## [PROBLEM]
In the data, extract each line that holds the string "Weather".

######

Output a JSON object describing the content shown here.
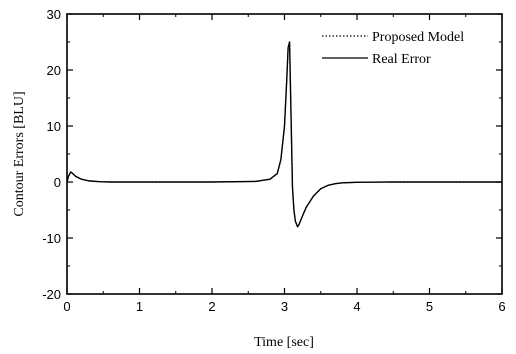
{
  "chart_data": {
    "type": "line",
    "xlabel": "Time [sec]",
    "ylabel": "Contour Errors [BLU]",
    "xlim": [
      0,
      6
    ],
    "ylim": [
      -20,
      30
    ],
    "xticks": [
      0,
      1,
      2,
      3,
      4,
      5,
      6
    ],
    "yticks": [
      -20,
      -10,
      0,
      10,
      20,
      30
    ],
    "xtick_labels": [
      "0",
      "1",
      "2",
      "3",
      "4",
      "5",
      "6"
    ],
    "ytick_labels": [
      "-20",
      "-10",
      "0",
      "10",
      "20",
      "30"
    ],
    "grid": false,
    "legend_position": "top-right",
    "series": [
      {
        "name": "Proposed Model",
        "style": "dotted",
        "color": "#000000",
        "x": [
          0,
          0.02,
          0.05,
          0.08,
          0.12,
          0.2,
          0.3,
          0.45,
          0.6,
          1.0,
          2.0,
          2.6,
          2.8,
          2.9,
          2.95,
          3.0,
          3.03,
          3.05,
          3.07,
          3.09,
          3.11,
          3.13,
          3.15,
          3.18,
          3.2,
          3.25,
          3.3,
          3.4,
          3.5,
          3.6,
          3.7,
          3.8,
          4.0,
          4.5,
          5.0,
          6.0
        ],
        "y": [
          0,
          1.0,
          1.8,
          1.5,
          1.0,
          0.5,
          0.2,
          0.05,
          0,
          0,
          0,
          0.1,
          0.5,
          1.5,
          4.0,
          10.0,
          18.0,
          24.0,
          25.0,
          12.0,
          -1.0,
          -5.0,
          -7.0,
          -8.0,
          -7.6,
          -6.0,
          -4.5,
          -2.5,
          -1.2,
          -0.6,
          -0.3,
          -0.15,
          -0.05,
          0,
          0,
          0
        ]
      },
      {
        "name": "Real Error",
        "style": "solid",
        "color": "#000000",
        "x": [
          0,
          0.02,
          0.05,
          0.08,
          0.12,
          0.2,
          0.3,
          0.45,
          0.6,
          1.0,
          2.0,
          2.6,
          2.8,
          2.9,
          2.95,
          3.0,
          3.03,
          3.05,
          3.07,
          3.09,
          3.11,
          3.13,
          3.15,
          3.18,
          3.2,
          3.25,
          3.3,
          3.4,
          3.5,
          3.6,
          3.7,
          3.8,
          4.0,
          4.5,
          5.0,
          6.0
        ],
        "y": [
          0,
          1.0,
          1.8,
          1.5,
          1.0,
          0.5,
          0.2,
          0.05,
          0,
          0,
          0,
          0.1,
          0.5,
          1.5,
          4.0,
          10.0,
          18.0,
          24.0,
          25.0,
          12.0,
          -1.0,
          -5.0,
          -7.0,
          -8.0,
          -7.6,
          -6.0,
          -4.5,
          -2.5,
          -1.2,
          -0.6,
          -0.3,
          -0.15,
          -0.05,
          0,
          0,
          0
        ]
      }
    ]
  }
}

######

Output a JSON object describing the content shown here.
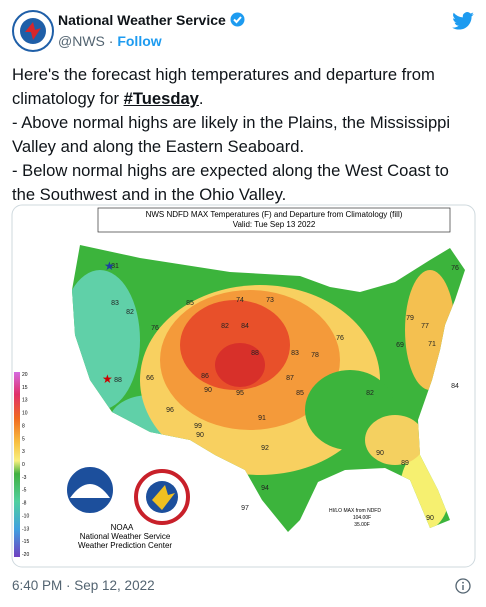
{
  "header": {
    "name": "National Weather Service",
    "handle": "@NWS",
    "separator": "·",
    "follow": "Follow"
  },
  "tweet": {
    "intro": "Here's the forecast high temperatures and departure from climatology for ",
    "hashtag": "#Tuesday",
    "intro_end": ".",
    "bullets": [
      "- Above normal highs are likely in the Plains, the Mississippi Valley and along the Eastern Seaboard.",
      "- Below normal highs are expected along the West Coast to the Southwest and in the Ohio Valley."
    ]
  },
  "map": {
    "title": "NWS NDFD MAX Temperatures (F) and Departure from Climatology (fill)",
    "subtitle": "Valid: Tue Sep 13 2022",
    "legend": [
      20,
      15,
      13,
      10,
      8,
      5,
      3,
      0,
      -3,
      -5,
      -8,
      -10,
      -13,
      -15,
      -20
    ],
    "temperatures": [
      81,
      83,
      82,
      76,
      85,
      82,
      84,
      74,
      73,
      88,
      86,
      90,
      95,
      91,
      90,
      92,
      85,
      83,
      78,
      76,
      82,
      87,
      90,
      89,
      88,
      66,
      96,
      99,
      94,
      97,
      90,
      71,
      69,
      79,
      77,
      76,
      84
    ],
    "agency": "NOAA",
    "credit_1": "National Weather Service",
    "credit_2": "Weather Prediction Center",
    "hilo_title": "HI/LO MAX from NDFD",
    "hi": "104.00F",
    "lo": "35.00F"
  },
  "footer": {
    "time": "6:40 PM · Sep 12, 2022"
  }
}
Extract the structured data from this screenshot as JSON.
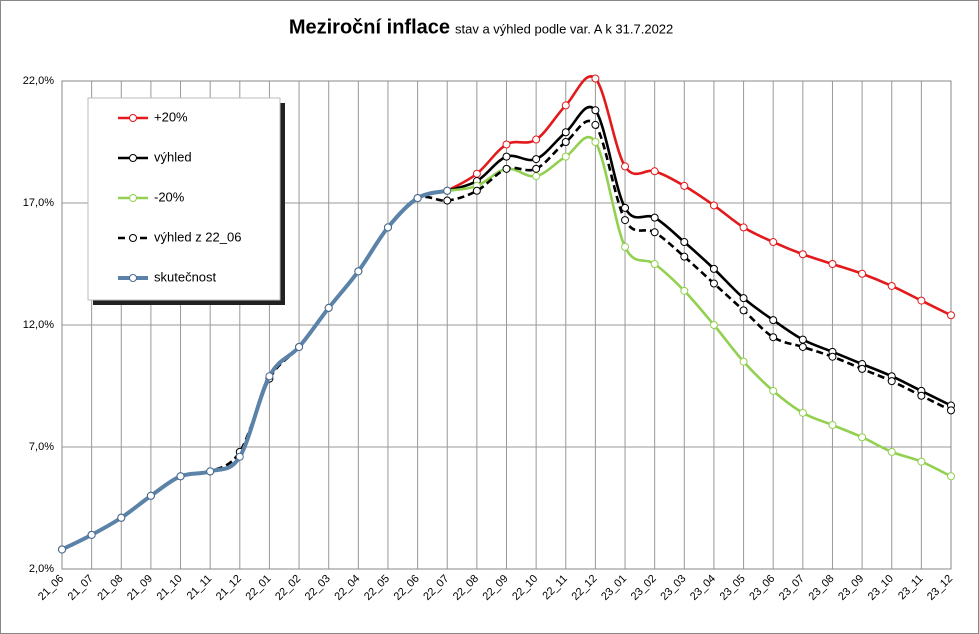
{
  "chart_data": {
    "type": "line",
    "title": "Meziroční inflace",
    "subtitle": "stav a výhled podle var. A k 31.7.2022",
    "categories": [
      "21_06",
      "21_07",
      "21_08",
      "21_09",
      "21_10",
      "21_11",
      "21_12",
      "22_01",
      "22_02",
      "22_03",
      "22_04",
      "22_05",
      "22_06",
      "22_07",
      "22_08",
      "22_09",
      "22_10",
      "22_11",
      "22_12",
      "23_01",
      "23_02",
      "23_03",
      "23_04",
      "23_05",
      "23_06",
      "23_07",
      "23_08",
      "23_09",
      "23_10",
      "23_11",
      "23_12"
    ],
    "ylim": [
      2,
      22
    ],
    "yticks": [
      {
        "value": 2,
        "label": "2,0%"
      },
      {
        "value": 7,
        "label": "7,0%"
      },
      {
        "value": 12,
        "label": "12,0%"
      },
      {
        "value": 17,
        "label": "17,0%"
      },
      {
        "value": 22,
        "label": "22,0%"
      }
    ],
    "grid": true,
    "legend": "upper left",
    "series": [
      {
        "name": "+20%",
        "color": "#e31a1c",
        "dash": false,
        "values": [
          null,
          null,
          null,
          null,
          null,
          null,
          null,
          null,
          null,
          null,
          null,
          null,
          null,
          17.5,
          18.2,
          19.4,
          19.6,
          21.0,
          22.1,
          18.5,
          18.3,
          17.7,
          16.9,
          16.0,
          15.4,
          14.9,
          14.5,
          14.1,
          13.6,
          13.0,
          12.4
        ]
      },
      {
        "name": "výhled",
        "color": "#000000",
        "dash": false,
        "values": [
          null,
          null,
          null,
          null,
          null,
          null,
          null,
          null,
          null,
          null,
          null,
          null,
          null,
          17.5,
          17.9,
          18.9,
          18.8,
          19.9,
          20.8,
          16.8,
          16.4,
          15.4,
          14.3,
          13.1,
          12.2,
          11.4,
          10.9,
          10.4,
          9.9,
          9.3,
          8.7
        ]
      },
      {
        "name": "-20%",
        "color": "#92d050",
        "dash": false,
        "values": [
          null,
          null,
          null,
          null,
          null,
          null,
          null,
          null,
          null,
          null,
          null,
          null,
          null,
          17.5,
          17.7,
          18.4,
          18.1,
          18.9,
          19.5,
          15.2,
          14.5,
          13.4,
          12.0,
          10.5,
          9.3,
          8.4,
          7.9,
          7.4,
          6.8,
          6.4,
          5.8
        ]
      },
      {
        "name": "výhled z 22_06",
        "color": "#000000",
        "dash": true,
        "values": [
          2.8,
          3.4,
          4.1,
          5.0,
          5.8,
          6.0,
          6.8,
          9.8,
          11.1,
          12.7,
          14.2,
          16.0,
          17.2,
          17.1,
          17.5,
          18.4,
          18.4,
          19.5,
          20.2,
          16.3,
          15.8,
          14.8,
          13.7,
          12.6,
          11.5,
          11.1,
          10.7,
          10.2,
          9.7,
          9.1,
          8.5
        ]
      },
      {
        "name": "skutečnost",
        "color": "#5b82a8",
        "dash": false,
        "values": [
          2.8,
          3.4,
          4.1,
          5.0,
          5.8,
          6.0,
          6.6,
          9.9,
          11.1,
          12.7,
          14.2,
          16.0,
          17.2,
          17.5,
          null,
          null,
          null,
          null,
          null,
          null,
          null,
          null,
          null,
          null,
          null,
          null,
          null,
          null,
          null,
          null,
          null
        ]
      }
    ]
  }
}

######

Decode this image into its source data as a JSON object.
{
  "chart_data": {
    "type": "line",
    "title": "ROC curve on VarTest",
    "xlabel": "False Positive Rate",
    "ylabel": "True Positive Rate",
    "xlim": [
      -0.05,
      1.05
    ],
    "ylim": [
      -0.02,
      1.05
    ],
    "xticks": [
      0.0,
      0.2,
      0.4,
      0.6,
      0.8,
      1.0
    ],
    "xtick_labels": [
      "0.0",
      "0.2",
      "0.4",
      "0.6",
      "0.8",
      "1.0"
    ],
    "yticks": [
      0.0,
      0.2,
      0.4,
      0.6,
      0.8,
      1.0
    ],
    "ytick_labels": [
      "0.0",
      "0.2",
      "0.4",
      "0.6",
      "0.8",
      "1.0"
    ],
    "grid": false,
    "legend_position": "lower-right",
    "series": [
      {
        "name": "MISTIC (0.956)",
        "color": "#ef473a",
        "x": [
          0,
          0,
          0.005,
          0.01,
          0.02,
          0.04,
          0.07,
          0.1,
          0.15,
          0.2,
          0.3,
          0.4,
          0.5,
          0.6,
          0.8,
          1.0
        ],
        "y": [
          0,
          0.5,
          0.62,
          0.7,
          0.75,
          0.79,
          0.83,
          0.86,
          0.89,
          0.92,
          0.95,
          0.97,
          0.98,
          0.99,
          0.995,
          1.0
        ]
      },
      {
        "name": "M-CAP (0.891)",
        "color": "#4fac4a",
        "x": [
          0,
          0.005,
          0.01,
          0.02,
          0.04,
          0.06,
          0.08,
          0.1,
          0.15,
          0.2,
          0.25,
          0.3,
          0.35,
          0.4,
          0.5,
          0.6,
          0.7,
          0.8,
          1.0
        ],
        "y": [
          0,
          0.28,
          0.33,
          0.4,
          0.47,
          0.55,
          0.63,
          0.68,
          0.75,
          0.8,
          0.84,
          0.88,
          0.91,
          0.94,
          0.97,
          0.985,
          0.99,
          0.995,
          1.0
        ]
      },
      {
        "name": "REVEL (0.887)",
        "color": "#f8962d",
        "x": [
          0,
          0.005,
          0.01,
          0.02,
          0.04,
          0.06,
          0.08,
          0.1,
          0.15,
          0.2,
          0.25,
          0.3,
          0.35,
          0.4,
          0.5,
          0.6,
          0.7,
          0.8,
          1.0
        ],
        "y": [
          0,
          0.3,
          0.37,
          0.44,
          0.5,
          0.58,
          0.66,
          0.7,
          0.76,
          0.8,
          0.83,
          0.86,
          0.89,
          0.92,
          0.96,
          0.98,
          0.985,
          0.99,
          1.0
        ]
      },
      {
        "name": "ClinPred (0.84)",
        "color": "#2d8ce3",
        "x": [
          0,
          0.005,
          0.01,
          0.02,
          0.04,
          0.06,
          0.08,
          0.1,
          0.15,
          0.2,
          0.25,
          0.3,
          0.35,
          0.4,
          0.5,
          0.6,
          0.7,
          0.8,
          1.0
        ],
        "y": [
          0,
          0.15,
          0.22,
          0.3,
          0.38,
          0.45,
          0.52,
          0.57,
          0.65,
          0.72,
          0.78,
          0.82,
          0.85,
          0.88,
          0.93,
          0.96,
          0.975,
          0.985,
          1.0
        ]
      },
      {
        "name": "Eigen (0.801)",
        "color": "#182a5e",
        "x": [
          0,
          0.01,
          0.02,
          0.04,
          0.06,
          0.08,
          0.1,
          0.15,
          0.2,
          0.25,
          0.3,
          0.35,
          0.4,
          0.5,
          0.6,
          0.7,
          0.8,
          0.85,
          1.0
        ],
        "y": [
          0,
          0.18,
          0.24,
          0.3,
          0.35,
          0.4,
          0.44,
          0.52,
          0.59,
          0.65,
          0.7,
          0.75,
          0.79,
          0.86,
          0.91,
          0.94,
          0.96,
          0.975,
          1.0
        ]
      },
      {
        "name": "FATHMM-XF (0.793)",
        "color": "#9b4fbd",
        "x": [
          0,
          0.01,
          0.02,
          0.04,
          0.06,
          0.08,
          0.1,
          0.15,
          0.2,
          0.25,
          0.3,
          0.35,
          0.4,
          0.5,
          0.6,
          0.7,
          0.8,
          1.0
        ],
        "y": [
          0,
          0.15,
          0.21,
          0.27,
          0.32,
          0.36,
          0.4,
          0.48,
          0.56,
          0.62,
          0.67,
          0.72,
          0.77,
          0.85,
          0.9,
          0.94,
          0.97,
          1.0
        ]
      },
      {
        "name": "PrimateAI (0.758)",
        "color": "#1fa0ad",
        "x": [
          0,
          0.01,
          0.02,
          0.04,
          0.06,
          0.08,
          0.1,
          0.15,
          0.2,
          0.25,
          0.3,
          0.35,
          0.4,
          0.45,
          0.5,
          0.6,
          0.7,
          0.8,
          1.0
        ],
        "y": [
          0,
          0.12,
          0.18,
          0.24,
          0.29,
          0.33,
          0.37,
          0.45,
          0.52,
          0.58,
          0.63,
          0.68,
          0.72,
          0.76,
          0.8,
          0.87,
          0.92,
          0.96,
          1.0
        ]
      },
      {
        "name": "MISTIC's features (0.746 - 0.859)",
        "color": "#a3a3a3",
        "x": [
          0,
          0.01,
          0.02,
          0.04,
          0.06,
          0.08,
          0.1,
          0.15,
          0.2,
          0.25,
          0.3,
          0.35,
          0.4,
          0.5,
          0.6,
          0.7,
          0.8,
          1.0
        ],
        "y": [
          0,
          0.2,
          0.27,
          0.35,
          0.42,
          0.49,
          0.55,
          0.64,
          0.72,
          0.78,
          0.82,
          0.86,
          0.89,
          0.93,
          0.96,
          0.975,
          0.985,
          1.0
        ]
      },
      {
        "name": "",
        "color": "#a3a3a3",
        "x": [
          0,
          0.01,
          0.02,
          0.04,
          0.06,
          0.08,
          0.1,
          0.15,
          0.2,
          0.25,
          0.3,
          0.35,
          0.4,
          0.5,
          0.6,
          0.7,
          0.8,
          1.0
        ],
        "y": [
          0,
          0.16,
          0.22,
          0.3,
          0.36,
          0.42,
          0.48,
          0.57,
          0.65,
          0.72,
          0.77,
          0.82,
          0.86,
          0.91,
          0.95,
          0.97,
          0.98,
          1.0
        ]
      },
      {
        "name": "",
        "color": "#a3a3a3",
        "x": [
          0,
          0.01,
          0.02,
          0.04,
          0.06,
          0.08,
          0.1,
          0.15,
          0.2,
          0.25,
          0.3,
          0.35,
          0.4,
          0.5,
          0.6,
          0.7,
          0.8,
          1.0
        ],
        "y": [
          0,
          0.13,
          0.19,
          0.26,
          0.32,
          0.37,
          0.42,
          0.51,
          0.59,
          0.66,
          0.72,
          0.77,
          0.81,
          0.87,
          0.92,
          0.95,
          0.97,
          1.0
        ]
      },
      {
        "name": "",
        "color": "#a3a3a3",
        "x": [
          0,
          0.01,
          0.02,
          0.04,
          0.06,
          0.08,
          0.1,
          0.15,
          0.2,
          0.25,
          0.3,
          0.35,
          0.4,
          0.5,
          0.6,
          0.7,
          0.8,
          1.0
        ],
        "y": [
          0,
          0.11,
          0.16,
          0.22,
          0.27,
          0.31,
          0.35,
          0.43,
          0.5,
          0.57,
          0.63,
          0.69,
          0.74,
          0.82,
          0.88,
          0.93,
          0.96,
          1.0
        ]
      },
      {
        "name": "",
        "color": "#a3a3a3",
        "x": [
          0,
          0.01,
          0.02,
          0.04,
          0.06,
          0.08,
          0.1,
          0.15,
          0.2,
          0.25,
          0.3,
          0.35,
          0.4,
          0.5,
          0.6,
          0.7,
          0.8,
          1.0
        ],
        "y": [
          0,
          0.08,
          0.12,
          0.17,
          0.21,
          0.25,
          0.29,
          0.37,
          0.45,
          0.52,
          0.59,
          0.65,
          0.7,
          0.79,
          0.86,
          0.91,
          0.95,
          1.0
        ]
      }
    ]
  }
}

######

## [TASK OUTPUT]
    "name": "National Weather Service",
    "credit_1": "National Weather Service",
    "credit_2": "Weather Prediction Center",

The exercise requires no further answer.